▸ **WORK TO BE COMPLETED**:
Make an exact copy of all the records.

▸ **DATASET**:
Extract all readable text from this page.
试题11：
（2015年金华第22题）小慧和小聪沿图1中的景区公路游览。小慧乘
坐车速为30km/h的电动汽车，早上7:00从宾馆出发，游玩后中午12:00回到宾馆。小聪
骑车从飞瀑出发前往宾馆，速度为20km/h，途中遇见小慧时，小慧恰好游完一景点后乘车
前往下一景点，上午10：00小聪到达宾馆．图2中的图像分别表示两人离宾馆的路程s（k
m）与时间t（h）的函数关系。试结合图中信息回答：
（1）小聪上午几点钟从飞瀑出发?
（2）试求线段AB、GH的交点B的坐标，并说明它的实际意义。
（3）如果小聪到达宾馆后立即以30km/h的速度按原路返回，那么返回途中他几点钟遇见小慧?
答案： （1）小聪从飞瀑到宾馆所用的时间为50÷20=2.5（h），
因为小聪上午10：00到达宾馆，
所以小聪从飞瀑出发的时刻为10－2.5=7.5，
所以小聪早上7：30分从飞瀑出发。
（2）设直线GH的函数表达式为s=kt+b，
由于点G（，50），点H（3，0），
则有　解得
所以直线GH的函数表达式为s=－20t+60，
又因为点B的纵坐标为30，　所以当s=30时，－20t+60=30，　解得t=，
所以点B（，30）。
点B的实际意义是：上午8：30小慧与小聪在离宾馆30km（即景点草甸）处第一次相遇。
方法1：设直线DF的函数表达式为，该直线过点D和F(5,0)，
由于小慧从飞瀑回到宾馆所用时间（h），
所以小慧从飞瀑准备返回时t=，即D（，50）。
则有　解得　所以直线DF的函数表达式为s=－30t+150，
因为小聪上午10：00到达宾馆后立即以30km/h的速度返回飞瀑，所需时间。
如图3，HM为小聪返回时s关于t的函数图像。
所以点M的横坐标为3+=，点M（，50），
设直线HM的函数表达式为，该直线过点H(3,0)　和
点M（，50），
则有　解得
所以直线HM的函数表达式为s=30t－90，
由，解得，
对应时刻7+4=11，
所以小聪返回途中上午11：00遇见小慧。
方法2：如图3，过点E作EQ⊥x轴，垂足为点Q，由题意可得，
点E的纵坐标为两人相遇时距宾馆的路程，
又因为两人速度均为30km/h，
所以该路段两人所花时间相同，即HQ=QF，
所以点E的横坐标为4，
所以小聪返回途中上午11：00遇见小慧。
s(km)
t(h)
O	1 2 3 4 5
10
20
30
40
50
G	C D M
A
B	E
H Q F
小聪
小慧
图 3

▸ **WRITTEN ANSWER**:
Extract all readable text from this page.
试题11：
（2015年金华第22题）小慧和小聪沿图1中的景区公路游览。小慧乘
坐车速为30km/h的电动汽车，早上7:00从宾馆出发，游玩后中午12:00回到宾馆。小聪
骑车从飞瀑出发前往宾馆，速度为20km/h，途中遇见小慧时，小慧恰好游完一景点后乘车
前往下一景点，上午10：00小聪到达宾馆．图2中的图像分别表示两人离宾馆的路程s（k
m）与时间t（h）的函数关系。试结合图中信息回答：
（1）小聪上午几点钟从飞瀑出发?
（2）试求线段AB、GH的交点B的坐标，并说明它的实际意义。
（3）如果小聪到达宾馆后立即以30km/h的速度按原路返回，那么返回途中他几点钟遇见小慧?
答案： （1）小聪从飞瀑到宾馆所用的时间为50÷20=2.5（h），
因为小聪上午10：00到达宾馆，
所以小聪从飞瀑出发的时刻为10－2.5=7.5，
所以小聪早上7：30分从飞瀑出发。
（2）设直线GH的函数表达式为s=kt+b，
由于点G（，50），点H（3，0），
则有　解得
所以直线GH的函数表达式为s=－20t+60，
又因为点B的纵坐标为30，　所以当s=30时，－20t+60=30，　解得t=，
所以点B（，30）。
点B的实际意义是：上午8：30小慧与小聪在离宾馆30km（即景点草甸）处第一次相遇。
方法1：设直线DF的函数表达式为，该直线过点D和F(5,0)，
由于小慧从飞瀑回到宾馆所用时间（h），
所以小慧从飞瀑准备返回时t=，即D（，50）。
则有　解得　所以直线DF的函数表达式为s=－30t+150，
因为小聪上午10：00到达宾馆后立即以30km/h的速度返回飞瀑，所需时间。
如图3，HM为小聪返回时s关于t的函数图像。
所以点M的横坐标为3+=，点M（，50），
设直线HM的函数表达式为，该直线过点H(3,0)　和
点M（，50），
则有　解得
所以直线HM的函数表达式为s=30t－90，
由，解得，
对应时刻7+4=11，
所以小聪返回途中上午11：00遇见小慧。
方法2：如图3，过点E作EQ⊥x轴，垂足为点Q，由题意可得，
点E的纵坐标为两人相遇时距宾馆的路程，
又因为两人速度均为30km/h，
所以该路段两人所花时间相同，即HQ=QF，
所以点E的横坐标为4，
所以小聪返回途中上午11：00遇见小慧。
s(km)
t(h)
O	1 2 3 4 5
10
20
30
40
50
G	C D M
A
B	E
H Q F
小聪
小慧
图 3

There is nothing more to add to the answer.